→ DATA SECTION
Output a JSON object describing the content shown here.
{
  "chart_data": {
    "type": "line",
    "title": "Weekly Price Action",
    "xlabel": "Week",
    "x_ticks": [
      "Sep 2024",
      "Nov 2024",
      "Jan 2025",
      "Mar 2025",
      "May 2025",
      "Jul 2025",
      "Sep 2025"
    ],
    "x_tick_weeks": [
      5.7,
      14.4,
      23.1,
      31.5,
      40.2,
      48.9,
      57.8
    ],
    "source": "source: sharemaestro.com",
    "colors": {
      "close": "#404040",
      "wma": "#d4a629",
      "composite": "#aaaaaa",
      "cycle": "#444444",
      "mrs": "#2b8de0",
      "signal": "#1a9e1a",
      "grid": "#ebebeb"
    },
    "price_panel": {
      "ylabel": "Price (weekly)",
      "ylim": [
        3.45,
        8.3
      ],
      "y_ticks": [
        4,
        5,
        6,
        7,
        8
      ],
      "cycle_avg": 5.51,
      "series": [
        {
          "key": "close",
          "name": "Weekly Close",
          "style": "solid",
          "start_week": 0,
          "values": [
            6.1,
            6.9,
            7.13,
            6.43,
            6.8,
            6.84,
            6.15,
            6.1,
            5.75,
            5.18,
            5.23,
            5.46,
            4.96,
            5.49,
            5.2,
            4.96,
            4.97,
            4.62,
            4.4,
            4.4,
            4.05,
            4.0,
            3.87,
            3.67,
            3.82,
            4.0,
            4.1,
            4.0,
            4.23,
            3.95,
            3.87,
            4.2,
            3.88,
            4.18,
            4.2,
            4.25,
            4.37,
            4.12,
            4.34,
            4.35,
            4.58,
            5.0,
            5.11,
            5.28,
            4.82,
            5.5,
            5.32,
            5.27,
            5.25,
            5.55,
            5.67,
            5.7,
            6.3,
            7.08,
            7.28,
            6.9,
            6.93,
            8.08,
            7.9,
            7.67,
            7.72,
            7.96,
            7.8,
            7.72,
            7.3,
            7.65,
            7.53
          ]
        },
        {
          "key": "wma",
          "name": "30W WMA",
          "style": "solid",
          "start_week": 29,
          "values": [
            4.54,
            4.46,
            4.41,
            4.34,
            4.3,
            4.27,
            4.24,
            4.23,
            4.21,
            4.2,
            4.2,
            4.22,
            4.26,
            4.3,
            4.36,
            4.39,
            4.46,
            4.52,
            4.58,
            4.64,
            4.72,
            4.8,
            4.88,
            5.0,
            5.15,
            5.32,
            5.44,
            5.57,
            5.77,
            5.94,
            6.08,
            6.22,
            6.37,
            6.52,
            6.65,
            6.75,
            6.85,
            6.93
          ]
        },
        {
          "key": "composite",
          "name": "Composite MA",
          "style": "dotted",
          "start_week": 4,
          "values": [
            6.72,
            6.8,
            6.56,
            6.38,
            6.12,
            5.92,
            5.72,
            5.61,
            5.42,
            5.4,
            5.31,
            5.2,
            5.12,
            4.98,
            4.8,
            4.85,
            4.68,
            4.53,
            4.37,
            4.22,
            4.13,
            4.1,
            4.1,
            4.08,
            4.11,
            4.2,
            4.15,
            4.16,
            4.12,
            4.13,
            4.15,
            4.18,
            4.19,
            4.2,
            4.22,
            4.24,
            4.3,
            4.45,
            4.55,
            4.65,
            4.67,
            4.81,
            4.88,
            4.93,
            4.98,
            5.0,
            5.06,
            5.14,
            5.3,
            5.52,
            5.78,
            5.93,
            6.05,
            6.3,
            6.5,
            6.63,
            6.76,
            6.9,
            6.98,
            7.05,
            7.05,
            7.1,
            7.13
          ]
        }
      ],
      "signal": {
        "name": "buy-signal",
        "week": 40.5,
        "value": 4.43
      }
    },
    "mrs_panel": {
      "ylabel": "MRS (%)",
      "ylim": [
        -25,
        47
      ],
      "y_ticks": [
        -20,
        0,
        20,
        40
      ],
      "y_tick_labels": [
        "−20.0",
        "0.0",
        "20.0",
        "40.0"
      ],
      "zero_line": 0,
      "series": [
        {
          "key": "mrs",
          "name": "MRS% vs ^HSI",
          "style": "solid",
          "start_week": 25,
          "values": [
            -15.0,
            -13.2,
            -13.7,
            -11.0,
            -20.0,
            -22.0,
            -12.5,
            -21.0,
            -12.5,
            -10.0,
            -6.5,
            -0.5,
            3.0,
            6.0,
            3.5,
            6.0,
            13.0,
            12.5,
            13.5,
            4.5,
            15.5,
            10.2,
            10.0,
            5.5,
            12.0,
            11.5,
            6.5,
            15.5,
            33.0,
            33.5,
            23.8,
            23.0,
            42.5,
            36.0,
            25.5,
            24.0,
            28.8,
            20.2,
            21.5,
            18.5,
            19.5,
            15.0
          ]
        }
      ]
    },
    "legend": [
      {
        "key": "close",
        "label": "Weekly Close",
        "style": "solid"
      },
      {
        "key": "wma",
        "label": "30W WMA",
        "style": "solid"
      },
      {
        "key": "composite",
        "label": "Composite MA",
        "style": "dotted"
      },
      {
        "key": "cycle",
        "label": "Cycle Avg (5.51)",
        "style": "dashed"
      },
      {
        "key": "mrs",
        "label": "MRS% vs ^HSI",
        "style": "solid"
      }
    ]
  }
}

→ TO DO
Each entry above is to be set down again in exactly the same words.

→ RESULT OF THIS EXERCISE
Output a JSON object describing the content shown here.
{
  "chart_data": {
    "type": "line",
    "title": "Weekly Price Action",
    "xlabel": "Week",
    "x_ticks": [
      "Sep 2024",
      "Nov 2024",
      "Jan 2025",
      "Mar 2025",
      "May 2025",
      "Jul 2025",
      "Sep 2025"
    ],
    "x_tick_weeks": [
      5.7,
      14.4,
      23.1,
      31.5,
      40.2,
      48.9,
      57.8
    ],
    "source": "source: sharemaestro.com",
    "colors": {
      "close": "#404040",
      "wma": "#d4a629",
      "composite": "#aaaaaa",
      "cycle": "#444444",
      "mrs": "#2b8de0",
      "signal": "#1a9e1a",
      "grid": "#ebebeb"
    },
    "price_panel": {
      "ylabel": "Price (weekly)",
      "ylim": [
        3.45,
        8.3
      ],
      "y_ticks": [
        4,
        5,
        6,
        7,
        8
      ],
      "cycle_avg": 5.51,
      "series": [
        {
          "key": "close",
          "name": "Weekly Close",
          "style": "solid",
          "start_week": 0,
          "values": [
            6.1,
            6.9,
            7.13,
            6.43,
            6.8,
            6.84,
            6.15,
            6.1,
            5.75,
            5.18,
            5.23,
            5.46,
            4.96,
            5.49,
            5.2,
            4.96,
            4.97,
            4.62,
            4.4,
            4.4,
            4.05,
            4.0,
            3.87,
            3.67,
            3.82,
            4.0,
            4.1,
            4.0,
            4.23,
            3.95,
            3.87,
            4.2,
            3.88,
            4.18,
            4.2,
            4.25,
            4.37,
            4.12,
            4.34,
            4.35,
            4.58,
            5.0,
            5.11,
            5.28,
            4.82,
            5.5,
            5.32,
            5.27,
            5.25,
            5.55,
            5.67,
            5.7,
            6.3,
            7.08,
            7.28,
            6.9,
            6.93,
            8.08,
            7.9,
            7.67,
            7.72,
            7.96,
            7.8,
            7.72,
            7.3,
            7.65,
            7.53
          ]
        },
        {
          "key": "wma",
          "name": "30W WMA",
          "style": "solid",
          "start_week": 29,
          "values": [
            4.54,
            4.46,
            4.41,
            4.34,
            4.3,
            4.27,
            4.24,
            4.23,
            4.21,
            4.2,
            4.2,
            4.22,
            4.26,
            4.3,
            4.36,
            4.39,
            4.46,
            4.52,
            4.58,
            4.64,
            4.72,
            4.8,
            4.88,
            5.0,
            5.15,
            5.32,
            5.44,
            5.57,
            5.77,
            5.94,
            6.08,
            6.22,
            6.37,
            6.52,
            6.65,
            6.75,
            6.85,
            6.93
          ]
        },
        {
          "key": "composite",
          "name": "Composite MA",
          "style": "dotted",
          "start_week": 4,
          "values": [
            6.72,
            6.8,
            6.56,
            6.38,
            6.12,
            5.92,
            5.72,
            5.61,
            5.42,
            5.4,
            5.31,
            5.2,
            5.12,
            4.98,
            4.8,
            4.85,
            4.68,
            4.53,
            4.37,
            4.22,
            4.13,
            4.1,
            4.1,
            4.08,
            4.11,
            4.2,
            4.15,
            4.16,
            4.12,
            4.13,
            4.15,
            4.18,
            4.19,
            4.2,
            4.22,
            4.24,
            4.3,
            4.45,
            4.55,
            4.65,
            4.67,
            4.81,
            4.88,
            4.93,
            4.98,
            5.0,
            5.06,
            5.14,
            5.3,
            5.52,
            5.78,
            5.93,
            6.05,
            6.3,
            6.5,
            6.63,
            6.76,
            6.9,
            6.98,
            7.05,
            7.05,
            7.1,
            7.13
          ]
        }
      ],
      "signal": {
        "name": "buy-signal",
        "week": 40.5,
        "value": 4.43
      }
    },
    "mrs_panel": {
      "ylabel": "MRS (%)",
      "ylim": [
        -25,
        47
      ],
      "y_ticks": [
        -20,
        0,
        20,
        40
      ],
      "y_tick_labels": [
        "−20.0",
        "0.0",
        "20.0",
        "40.0"
      ],
      "zero_line": 0,
      "series": [
        {
          "key": "mrs",
          "name": "MRS% vs ^HSI",
          "style": "solid",
          "start_week": 25,
          "values": [
            -15.0,
            -13.2,
            -13.7,
            -11.0,
            -20.0,
            -22.0,
            -12.5,
            -21.0,
            -12.5,
            -10.0,
            -6.5,
            -0.5,
            3.0,
            6.0,
            3.5,
            6.0,
            13.0,
            12.5,
            13.5,
            4.5,
            15.5,
            10.2,
            10.0,
            5.5,
            12.0,
            11.5,
            6.5,
            15.5,
            33.0,
            33.5,
            23.8,
            23.0,
            42.5,
            36.0,
            25.5,
            24.0,
            28.8,
            20.2,
            21.5,
            18.5,
            19.5,
            15.0
          ]
        }
      ]
    },
    "legend": [
      {
        "key": "close",
        "label": "Weekly Close",
        "style": "solid"
      },
      {
        "key": "wma",
        "label": "30W WMA",
        "style": "solid"
      },
      {
        "key": "composite",
        "label": "Composite MA",
        "style": "dotted"
      },
      {
        "key": "cycle",
        "label": "Cycle Avg (5.51)",
        "style": "dashed"
      },
      {
        "key": "mrs",
        "label": "MRS% vs ^HSI",
        "style": "solid"
      }
    ]
  }
}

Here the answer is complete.